GIVEN EXERCISE 1: In the paper notes, which station is named as the place where YH discovered the magnetic signal from the tsunami?
GIVEN EXERCISE 2: Please reproduce part of the paper notes word for word. Begin at the words that have "Figure S4. Map" and stop after "(PDF 421 kb)".

TEXT SHOWN:
>>>

The authors declare that they have no competing interests.

Authors’ contributions

HT carried out the numerical simulations: Tsunami and induced Magnetic field and was responsible the draft of the manuscript. HI performed the evaluation of the magnetic signal and revised the first draft to submission stage. YH discovered the magnetic signal from the Tsunami at CBI, formulated the electric current and tsunami flow theoretically, and coordinated in this study. All authors read and approved the final manuscript.

Additional files

Additional file 1:

Figure S1. Sounding curves of geomagnetic transfer functions (T) at stations CBI and KNY determined using the BIRRP program (Chave and Thomson 2004). (PDF 56 kb)

Additional file 2:

Figure S2. Observed geomagnetic waveform and computed Z at CBI. (GIF 15,148 kb)

Additional file 3:

Figure S3. Results of the fault displacement model (initial tsunami wave) showing the vertical movement of the crust. (PDF 27 kb)

Additional file 4:

Figure S4. Map showing tsunami propagation along with DART buoys (yellow squares) and their observed and computed sea-level waveforms (dark and light blue lines, respectively). Tsunami travel times were obtained from NOAA; the contour interval is 1 h. The measurement for DART buoys (red squares; 5204 and 52401) was omitted. (PDF 421 kb)

<<<

ENTRIES:
>>>

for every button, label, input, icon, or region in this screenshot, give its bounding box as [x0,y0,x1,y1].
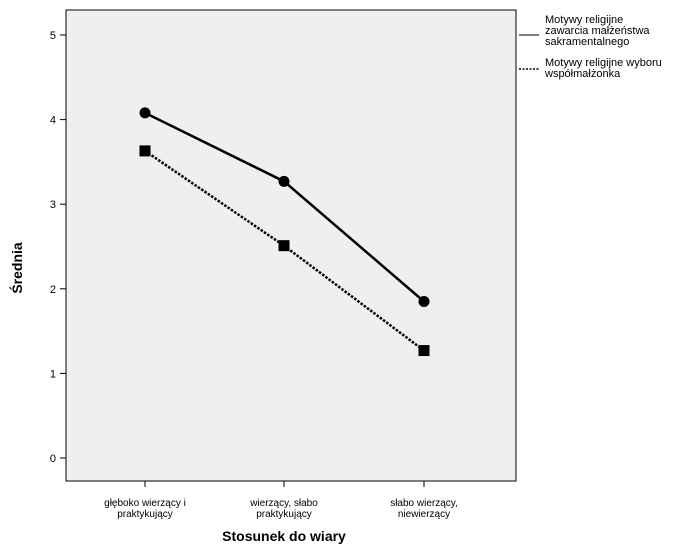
data-point-2 [278,240,290,252]
y-tick-label: 0 [50,453,56,465]
y-tick-label: 5 [50,30,56,42]
y-tick-label: 2 [50,284,56,296]
series-layer [139,107,430,357]
x-tick-label: niewierzący [398,509,450,520]
x-axis-title: Stosunek do wiary [222,528,346,544]
legend-label: Motywy religijne wyboru [545,57,662,69]
legend-label: Motywy religijne [545,14,623,26]
data-point-1 [139,107,151,119]
data-point-2 [418,345,430,357]
data-point-2 [139,145,151,157]
x-tick-label: słabo wierzący, [390,498,458,509]
y-tick-label: 4 [50,115,56,127]
y-axis: 0 1 2 3 4 5 [50,30,66,465]
x-tick-label: głęboko wierzący i [104,498,186,509]
plot-area [65,9,517,482]
legend-label: współmałżonka [544,68,621,80]
x-tick-label: wierzący, słabo [249,498,318,509]
y-tick-label: 1 [50,368,56,380]
x-axis: głęboko wierzący ipraktykującywierzący, … [104,481,458,520]
y-axis-title: Średnia [8,242,25,294]
legend-label: sakramentalnego [545,36,629,48]
y-tick-label: 3 [50,199,56,211]
data-point-1 [278,175,290,187]
x-tick-label: praktykujący [256,509,312,520]
x-tick-label: praktykujący [117,509,173,520]
legend-label: zawarcia małżeństwa [545,25,650,37]
data-point-1 [418,295,430,307]
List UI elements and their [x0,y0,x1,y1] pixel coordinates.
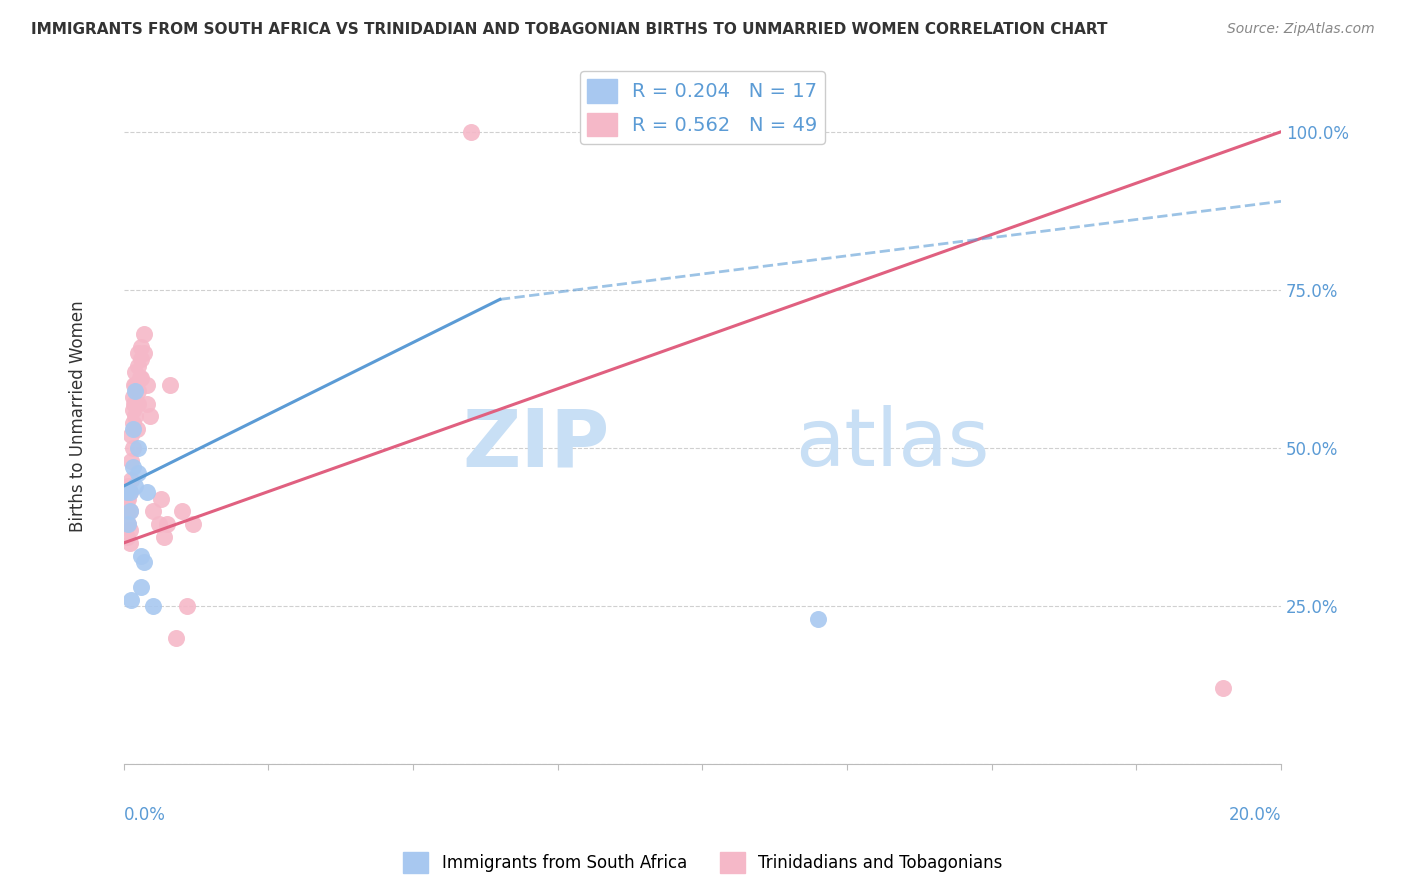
Point [118,504,141,518]
Point [129,340,152,354]
Point [176,599,198,614]
Point [115,504,138,518]
Point [117,516,139,531]
Point [120,592,142,607]
Point [117,491,139,506]
Point [120,473,142,487]
Text: Births to Unmarried Women: Births to Unmarried Women [69,301,87,533]
Point [120,453,142,467]
Point [129,580,152,594]
Point [124,409,146,424]
Point [127,384,149,398]
Text: IMMIGRANTS FROM SOUTH AFRICA VS TRINIDADIAN AND TOBAGONIAN BIRTHS TO UNMARRIED W: IMMIGRANTS FROM SOUTH AFRICA VS TRINIDAD… [31,22,1108,37]
Point [127,467,149,481]
Point [129,371,152,385]
Point [117,516,139,531]
Text: atlas: atlas [794,405,990,483]
Point [121,460,143,475]
Point [118,523,141,537]
Point [124,384,146,398]
Point [181,516,204,531]
Text: ZIP: ZIP [463,405,610,483]
Point [1212,681,1234,696]
Point [153,530,176,544]
Text: Source: ZipAtlas.com: Source: ZipAtlas.com [1227,22,1375,37]
Point [129,352,152,367]
Point [121,391,143,405]
Point [156,516,179,531]
Point [115,491,138,506]
Point [124,479,146,493]
Point [150,491,173,506]
Point [132,327,155,342]
Point [115,485,138,500]
Point [121,416,143,430]
Point [136,397,159,411]
Point [127,441,149,455]
Point [129,549,152,563]
Point [132,555,155,569]
Point [118,536,141,550]
Point [460,125,482,139]
Legend: Immigrants from South Africa, Trinidadians and Tobagonians: Immigrants from South Africa, Trinidadia… [396,846,1010,880]
Point [165,631,187,645]
Point [122,397,145,411]
Point [122,377,145,392]
Point [115,530,138,544]
Point [132,346,155,360]
Point [121,441,143,455]
Point [117,479,139,493]
Point [118,485,141,500]
Point [124,397,146,411]
Point [139,409,162,424]
Text: 20.0%: 20.0% [1229,806,1281,824]
Point [148,516,170,531]
Point [129,371,152,385]
Point [136,377,159,392]
Point [142,599,165,614]
Point [127,346,149,360]
Point [121,403,143,417]
Point [124,365,146,379]
Point [127,397,149,411]
Point [118,485,141,500]
Point [124,377,146,392]
Point [125,422,148,436]
Legend: R = 0.204   N = 17, R = 0.562   N = 49: R = 0.204 N = 17, R = 0.562 N = 49 [579,71,825,144]
Point [159,377,181,392]
Point [127,359,149,373]
Point [136,485,159,500]
Point [118,504,141,518]
Point [807,612,830,626]
Text: 0.0%: 0.0% [124,806,166,824]
Point [170,504,193,518]
Point [121,422,143,436]
Point [142,504,165,518]
Point [120,428,142,442]
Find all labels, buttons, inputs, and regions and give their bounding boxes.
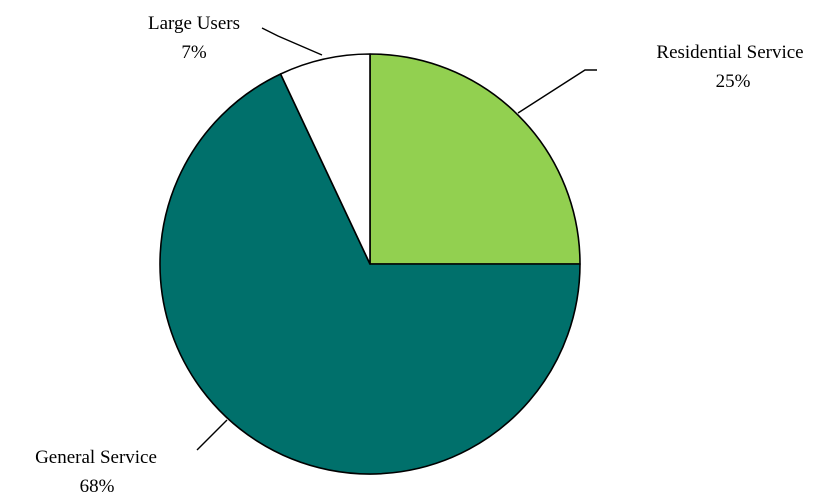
pie-slice-residential-service bbox=[369, 53, 581, 265]
pie-slice-general-service bbox=[159, 73, 581, 475]
pie-slice-large-users bbox=[279, 53, 371, 265]
leader-lines bbox=[196, 27, 597, 451]
leader-line-general-service bbox=[196, 419, 228, 451]
slice-value-general-service: 68% bbox=[80, 476, 115, 496]
leader-line-residential-service bbox=[517, 69, 597, 114]
pie-slices bbox=[159, 53, 581, 475]
slice-label-general-service: General Service bbox=[35, 447, 157, 468]
slice-label-large-users: Large Users bbox=[148, 13, 240, 34]
leader-line-large-users bbox=[261, 27, 323, 56]
slice-value-residential-service: 25% bbox=[716, 71, 751, 92]
slice-value-large-users: 7% bbox=[181, 42, 207, 63]
slice-label-residential-service: Residential Service bbox=[656, 42, 803, 63]
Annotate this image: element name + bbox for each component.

<<<

TASK RESPONSE 1: CBI.

TASK RESPONSE 2:
Figure S4. Map showing tsunami propagation along with DART buoys (yellow squares) and their observed and computed sea-level waveforms (dark and light blue lines, respectively). Tsunami travel times were obtained from NOAA; the contour interval is 1 h. The measurement for DART buoys (red squares; 5204 and 52401) was omitted. (PDF 421 kb)